• [INSTRUCTION] Using the material that follows, identify and copy each line with the string "Άρης".
— Begin LISTED RECORDS —
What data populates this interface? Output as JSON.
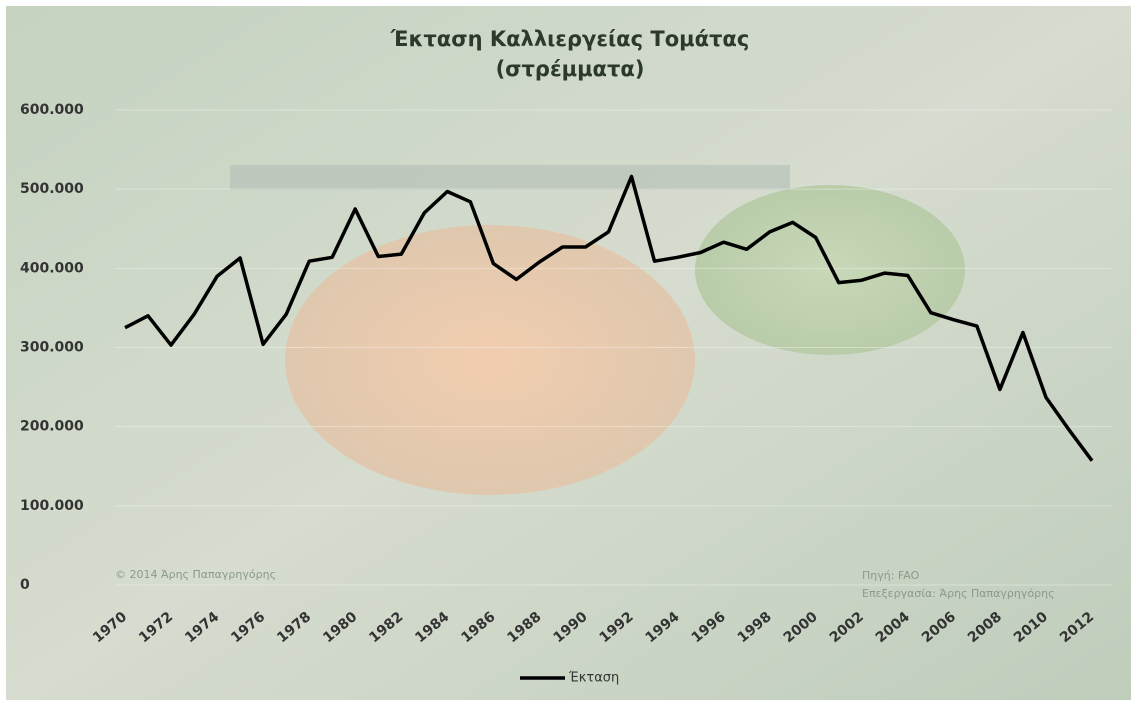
{
  "chart_data": {
    "type": "line",
    "title": "Έκταση Καλλιεργείας Τομάτας",
    "subtitle": "(στρέμματα)",
    "categories": [
      "1970",
      null,
      "1972",
      null,
      "1974",
      null,
      "1976",
      null,
      "1978",
      null,
      "1980",
      null,
      "1982",
      null,
      "1984",
      null,
      "1986",
      null,
      "1988",
      null,
      "1990",
      null,
      "1992",
      null,
      "1994",
      null,
      "1996",
      null,
      "1998",
      null,
      "2000",
      null,
      "2002",
      null,
      "2004",
      null,
      "2006",
      null,
      "2008",
      null,
      "2010",
      null,
      "2012"
    ],
    "series": [
      {
        "name": "Έκταση",
        "color": "#000000",
        "values": [
          325000,
          340000,
          303000,
          342000,
          390000,
          413000,
          304000,
          342000,
          409000,
          414000,
          475000,
          415000,
          418000,
          470000,
          497000,
          484000,
          406000,
          386000,
          408000,
          427000,
          427000,
          446000,
          516000,
          409000,
          414000,
          420000,
          433000,
          424000,
          446000,
          458000,
          439000,
          382000,
          385000,
          394000,
          391000,
          344000,
          335000,
          327000,
          247000,
          319000,
          237000,
          196000,
          157000
        ]
      }
    ],
    "ylim": [
      0,
      600000
    ],
    "yticks": [
      0,
      {
        "value": 100000,
        "label": "100.000"
      },
      {
        "value": 200000,
        "label": "200.000"
      },
      {
        "value": 300000,
        "label": "300.000"
      },
      {
        "value": 400000,
        "label": "400.000"
      },
      {
        "value": 500000,
        "label": "500.000"
      },
      {
        "value": 600000,
        "label": "600.000"
      }
    ],
    "grid": true,
    "legend": "bottom",
    "annotations": [
      "© 2014 Άρης Παπαγρηγόρης",
      "Πηγή: FAO",
      "Επεξεργασία: Άρης Παπαγρηγόρης"
    ]
  }
}
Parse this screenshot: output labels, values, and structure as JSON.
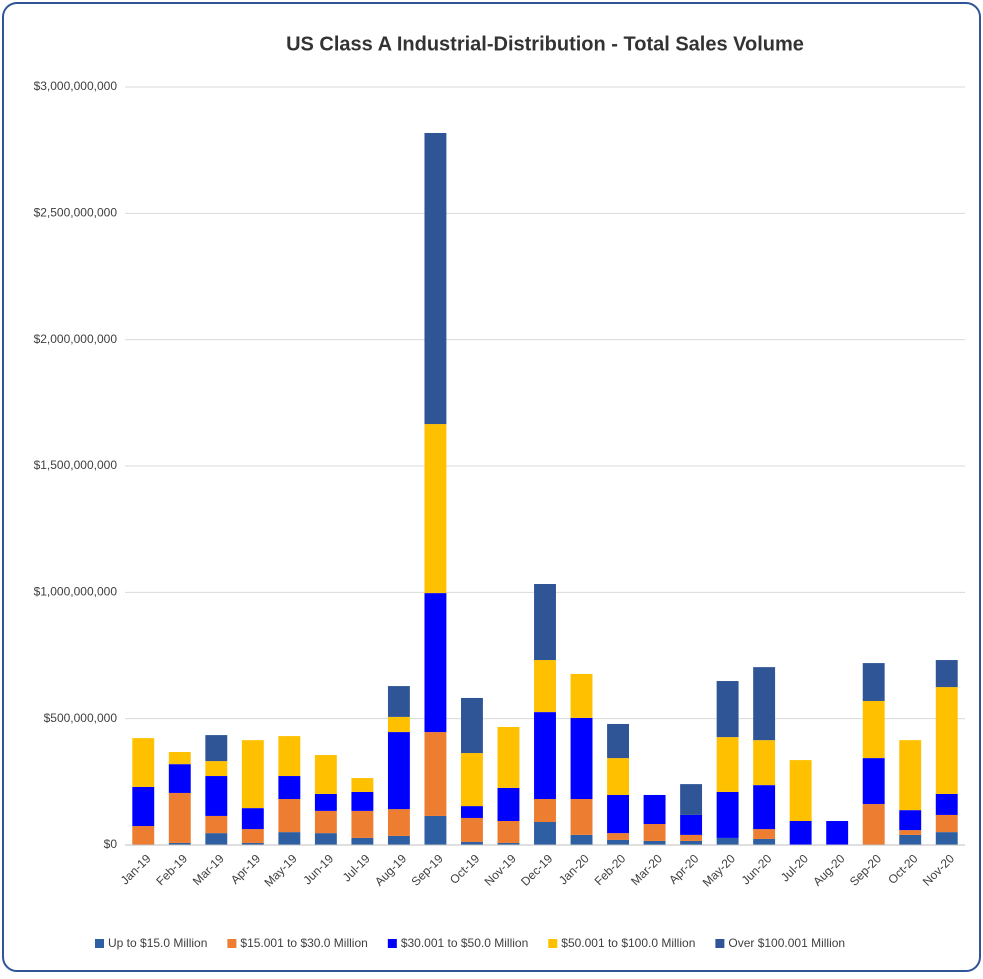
{
  "chart_data": {
    "type": "stacked-bar",
    "title": "US Class A Industrial-Distribution - Total Sales Volume",
    "categories": [
      "Jan-19",
      "Feb-19",
      "Mar-19",
      "Apr-19",
      "May-19",
      "Jun-19",
      "Jul-19",
      "Aug-19",
      "Sep-19",
      "Oct-19",
      "Nov-19",
      "Dec-19",
      "Jan-20",
      "Feb-20",
      "Mar-20",
      "Apr-20",
      "May-20",
      "Jun-20",
      "Jul-20",
      "Aug-20",
      "Sep-20",
      "Oct-20",
      "Nov-20"
    ],
    "series": [
      {
        "name": "Up to $15.0 Million",
        "color": "#2e5fa3",
        "values": [
          0,
          8000000,
          47000000,
          8000000,
          51000000,
          47000000,
          28000000,
          36000000,
          115000000,
          12000000,
          8000000,
          91000000,
          40000000,
          20000000,
          16000000,
          16000000,
          28000000,
          24000000,
          0,
          0,
          0,
          40000000,
          51000000
        ]
      },
      {
        "name": "$15.001 to $30.0 Million",
        "color": "#ed7d31",
        "values": [
          75000000,
          198000000,
          68000000,
          55000000,
          131000000,
          88000000,
          107000000,
          106000000,
          332000000,
          95000000,
          87000000,
          91000000,
          142000000,
          27000000,
          67000000,
          24000000,
          0,
          39000000,
          0,
          0,
          162000000,
          19000000,
          68000000
        ]
      },
      {
        "name": "$30.001 to $50.0 Million",
        "color": "#0000ff",
        "values": [
          155000000,
          114000000,
          158000000,
          83000000,
          91000000,
          67000000,
          75000000,
          305000000,
          550000000,
          47000000,
          131000000,
          344000000,
          321000000,
          151000000,
          115000000,
          79000000,
          182000000,
          174000000,
          95000000,
          95000000,
          182000000,
          79000000,
          83000000
        ]
      },
      {
        "name": "$50.001 to $100.0 Million",
        "color": "#ffc000",
        "values": [
          193000000,
          48000000,
          59000000,
          269000000,
          158000000,
          154000000,
          55000000,
          60000000,
          669000000,
          210000000,
          241000000,
          206000000,
          174000000,
          146000000,
          0,
          0,
          217000000,
          178000000,
          241000000,
          0,
          226000000,
          277000000,
          423000000
        ]
      },
      {
        "name": "Over $100.001 Million",
        "color": "#2f5597",
        "values": [
          0,
          0,
          103000000,
          0,
          0,
          0,
          0,
          122000000,
          1152000000,
          218000000,
          0,
          301000000,
          0,
          135000000,
          0,
          122000000,
          222000000,
          289000000,
          0,
          0,
          150000000,
          0,
          107000000
        ]
      }
    ],
    "ylim": [
      0,
      3000000000
    ],
    "yticks": [
      {
        "value": 0,
        "label": "$0"
      },
      {
        "value": 500000000,
        "label": "$500,000,000"
      },
      {
        "value": 1000000000,
        "label": "$1,000,000,000"
      },
      {
        "value": 1500000000,
        "label": "$1,500,000,000"
      },
      {
        "value": 2000000000,
        "label": "$2,000,000,000"
      },
      {
        "value": 2500000000,
        "label": "$2,500,000,000"
      },
      {
        "value": 3000000000,
        "label": "$3,000,000,000"
      }
    ],
    "grid": true,
    "legend": "bottom"
  }
}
— End LISTED RECORDS —
• [ANSWER TO THIS EXERCISE]
      "© 2014 Άρης Παπαγρηγόρης",
      "Επεξεργασία: Άρης Παπαγρηγόρης"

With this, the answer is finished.